--- SELECTION ---
§ §

# Corydoras



## Innes (Jan 13, 2003)

I love these catfish, there are so many varietys and they are so active all the time, I like to have mixed cory shoals in my tank and the one I like the most is the Julii (see pic below)









I was wondering which one you guys like the best - pics are also good :







:


----------



## NIKE (Jan 27, 2003)

i don't have any favorites i just like all catfishes they are cool


----------



## Judazzz (Jan 13, 2003)

Same here: all (well, most) catfish rock, but I have a soft spot for cories. They're just cute as hell, digging in the gravel the whole day in search of some scraps, and never bothering other fish.

I have four different species in my piranha tank, and out op them:

Leopard Cory (C. Julii):









False Bandit Cory (C. Melini):









Schwartzi Cory (C. Schwartzi):









Bronze Cory (C. Aeneus: the poor man's cory







):









I'm thinking about setting up a small catfish tank (for quite some time now, but I'm a little low on bling-bling :sad: ): does anyone know how many cories would live in a 15 gallon tank comfortably, when they would share it with a couple of other small catfish (like raphael cats or fancy-ass pleco's)?

§ §

--- Box annotation data ---
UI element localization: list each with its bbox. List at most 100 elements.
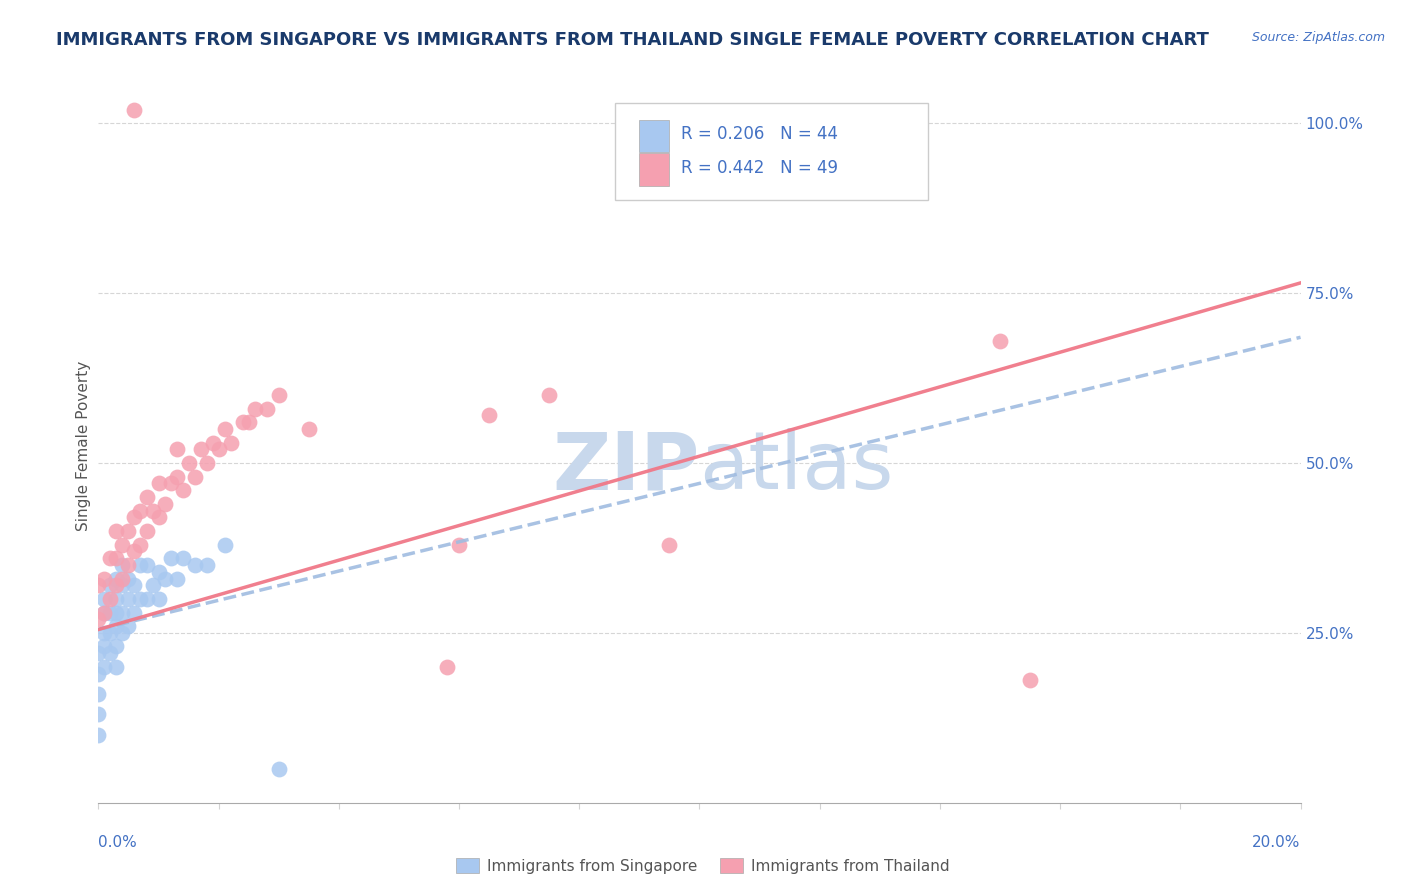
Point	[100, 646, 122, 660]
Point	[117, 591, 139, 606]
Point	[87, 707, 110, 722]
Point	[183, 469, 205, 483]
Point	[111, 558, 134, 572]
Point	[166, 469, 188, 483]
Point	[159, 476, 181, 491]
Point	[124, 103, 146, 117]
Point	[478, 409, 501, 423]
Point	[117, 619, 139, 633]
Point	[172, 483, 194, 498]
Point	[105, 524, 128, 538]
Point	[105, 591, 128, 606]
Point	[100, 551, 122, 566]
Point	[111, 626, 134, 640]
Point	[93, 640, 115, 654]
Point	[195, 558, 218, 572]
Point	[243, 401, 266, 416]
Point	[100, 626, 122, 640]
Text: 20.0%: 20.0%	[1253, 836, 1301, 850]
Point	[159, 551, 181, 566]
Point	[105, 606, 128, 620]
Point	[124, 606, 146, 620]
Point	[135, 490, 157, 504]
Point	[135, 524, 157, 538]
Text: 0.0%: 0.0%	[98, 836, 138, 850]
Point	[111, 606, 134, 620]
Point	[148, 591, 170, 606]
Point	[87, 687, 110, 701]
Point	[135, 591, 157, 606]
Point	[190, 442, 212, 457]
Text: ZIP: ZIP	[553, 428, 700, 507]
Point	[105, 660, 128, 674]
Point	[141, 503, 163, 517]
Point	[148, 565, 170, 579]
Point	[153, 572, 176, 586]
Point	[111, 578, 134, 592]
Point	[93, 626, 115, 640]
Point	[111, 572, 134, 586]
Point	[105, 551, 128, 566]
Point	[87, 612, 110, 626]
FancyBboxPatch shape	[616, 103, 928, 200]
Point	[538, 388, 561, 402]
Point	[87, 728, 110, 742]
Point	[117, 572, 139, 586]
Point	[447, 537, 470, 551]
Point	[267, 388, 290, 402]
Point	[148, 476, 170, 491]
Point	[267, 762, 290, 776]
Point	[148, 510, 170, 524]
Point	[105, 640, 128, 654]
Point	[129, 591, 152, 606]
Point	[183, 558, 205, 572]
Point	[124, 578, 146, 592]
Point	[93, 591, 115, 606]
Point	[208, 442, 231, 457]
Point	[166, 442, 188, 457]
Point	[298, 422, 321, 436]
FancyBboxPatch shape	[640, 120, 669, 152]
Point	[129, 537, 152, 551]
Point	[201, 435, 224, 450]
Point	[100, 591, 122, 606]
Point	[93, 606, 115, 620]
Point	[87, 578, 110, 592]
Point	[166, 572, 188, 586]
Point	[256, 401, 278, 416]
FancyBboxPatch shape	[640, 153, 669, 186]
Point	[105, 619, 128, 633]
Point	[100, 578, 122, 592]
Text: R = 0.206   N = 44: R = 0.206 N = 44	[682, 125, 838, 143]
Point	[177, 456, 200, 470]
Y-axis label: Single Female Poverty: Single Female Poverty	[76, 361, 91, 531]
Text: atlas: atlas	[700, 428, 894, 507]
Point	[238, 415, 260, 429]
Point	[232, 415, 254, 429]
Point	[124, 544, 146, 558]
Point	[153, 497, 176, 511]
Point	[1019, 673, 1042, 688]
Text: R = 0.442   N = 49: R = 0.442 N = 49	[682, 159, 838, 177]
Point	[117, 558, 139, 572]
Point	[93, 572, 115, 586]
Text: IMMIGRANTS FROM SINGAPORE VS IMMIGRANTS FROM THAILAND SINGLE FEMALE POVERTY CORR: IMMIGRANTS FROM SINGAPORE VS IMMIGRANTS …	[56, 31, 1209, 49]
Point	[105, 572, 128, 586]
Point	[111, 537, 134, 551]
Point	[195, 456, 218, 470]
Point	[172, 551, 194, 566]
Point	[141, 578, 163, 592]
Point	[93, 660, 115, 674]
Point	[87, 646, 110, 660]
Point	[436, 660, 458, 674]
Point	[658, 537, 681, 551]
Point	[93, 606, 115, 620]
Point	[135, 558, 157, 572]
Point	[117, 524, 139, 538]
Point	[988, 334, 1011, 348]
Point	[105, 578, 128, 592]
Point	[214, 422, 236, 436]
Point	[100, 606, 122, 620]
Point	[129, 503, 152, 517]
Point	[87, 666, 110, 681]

§ §

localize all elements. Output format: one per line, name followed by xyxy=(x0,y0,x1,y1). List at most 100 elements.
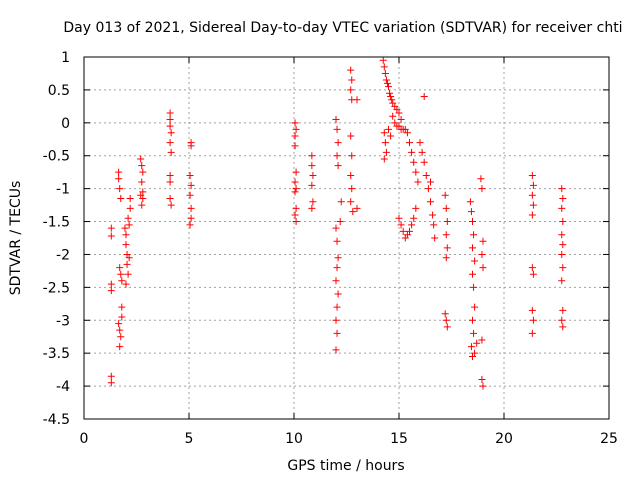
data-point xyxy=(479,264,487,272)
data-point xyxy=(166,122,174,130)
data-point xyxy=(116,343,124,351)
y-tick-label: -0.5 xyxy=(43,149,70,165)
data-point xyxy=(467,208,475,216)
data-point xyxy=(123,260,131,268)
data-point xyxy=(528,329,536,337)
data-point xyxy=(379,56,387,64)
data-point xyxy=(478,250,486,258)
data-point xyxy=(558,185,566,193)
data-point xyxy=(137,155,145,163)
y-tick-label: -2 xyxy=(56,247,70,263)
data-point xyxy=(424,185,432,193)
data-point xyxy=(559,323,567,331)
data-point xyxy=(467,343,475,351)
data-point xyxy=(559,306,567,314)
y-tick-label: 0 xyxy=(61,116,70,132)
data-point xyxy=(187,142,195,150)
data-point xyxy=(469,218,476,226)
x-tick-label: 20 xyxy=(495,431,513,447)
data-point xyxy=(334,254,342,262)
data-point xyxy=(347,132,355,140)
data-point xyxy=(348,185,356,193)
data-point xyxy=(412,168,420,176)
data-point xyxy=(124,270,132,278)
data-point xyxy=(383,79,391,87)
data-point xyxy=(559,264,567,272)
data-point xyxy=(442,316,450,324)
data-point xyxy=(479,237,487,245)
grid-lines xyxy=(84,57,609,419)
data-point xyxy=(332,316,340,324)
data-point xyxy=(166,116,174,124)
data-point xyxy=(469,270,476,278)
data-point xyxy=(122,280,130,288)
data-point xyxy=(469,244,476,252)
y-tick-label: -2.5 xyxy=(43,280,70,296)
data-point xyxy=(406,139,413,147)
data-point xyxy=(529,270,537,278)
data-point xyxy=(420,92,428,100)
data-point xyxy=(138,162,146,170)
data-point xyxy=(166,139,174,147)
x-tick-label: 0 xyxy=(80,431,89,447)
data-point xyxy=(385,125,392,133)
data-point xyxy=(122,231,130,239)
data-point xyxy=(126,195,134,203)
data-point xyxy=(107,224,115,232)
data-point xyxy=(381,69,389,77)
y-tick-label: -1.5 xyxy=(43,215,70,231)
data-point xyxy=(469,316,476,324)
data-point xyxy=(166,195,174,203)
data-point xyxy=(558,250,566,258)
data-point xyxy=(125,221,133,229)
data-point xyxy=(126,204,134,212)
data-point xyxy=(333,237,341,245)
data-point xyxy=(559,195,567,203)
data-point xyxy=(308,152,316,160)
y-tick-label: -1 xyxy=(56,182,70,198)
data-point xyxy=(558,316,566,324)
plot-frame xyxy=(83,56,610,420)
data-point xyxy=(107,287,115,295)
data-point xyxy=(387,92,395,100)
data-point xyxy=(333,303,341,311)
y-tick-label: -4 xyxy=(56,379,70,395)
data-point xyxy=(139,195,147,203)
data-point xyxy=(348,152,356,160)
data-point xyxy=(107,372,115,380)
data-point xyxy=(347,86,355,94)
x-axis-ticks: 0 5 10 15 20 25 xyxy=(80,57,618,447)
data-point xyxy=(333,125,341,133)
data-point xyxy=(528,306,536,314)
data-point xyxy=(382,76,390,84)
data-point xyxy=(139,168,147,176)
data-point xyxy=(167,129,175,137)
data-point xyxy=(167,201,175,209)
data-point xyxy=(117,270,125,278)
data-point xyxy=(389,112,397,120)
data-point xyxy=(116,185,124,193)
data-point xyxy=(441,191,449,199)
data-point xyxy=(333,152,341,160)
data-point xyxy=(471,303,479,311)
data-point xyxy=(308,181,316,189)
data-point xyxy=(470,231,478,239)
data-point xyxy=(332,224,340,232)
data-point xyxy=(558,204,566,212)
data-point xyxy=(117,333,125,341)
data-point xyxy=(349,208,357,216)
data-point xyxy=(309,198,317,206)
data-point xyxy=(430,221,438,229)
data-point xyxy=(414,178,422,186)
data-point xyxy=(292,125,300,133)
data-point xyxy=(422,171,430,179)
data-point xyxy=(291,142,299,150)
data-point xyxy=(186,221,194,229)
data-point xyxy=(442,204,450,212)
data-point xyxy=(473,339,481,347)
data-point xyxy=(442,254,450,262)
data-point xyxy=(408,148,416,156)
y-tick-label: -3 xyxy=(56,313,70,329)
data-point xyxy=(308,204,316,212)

§ §

--- REQUIRED TASK 1 ---
Answer these about the Corydoras thread:
(a) Which cory does Innes like the most?
(b) How many cory species does Judazzz keep in the piranha tank?
(c) What size of tank is Judazzz thinking of setting up for catfish?
--- REQUIRED TASK 2 ---
Copy the Corydoras thread from "## NIKE (Jan" up to and including "bothering other fish.".
--- REQUIRED TASK 3 ---
Carry on the Corydoras thread from the point where it stops.
Nothing in the records is needed here.

--- REPLY 1 ---
(a) The Julii.
(b) Four.
(c) A 15 gallon tank.

--- REPLY 2 ---
## NIKE (Jan 27, 2003)

i don't have any favorites i just like all catfishes they are cool


----------



## Judazzz (Jan 13, 2003)

Same here: all (well, most) catfish rock, but I have a soft spot for cories. They're just cute as hell, digging in the gravel the whole day in search of some scraps, and never bothering other fish.

--- REPLY 3 ---
----------



## Netmancer (Mar 10, 2003)

Here's a picture of my favorite Cory that I have.


----------



## Netmancer (Mar 10, 2003)

Welcome to www.cory-fury.com


----------



## piranha45 (Apr 8, 2003)

plecos look incredible when they have their fins opened up... shame that i almost never seen them opened up very much









corys are awesome; doesn't really matter what specie of cory, really, they're all buttons-cute

pictus catfish are the coolest-looking, i think


----------



## Innes (Jan 13, 2003)

I got a new cory today - an albino one.


----------



## pcrose (Mar 9, 2003)

I like the one net has.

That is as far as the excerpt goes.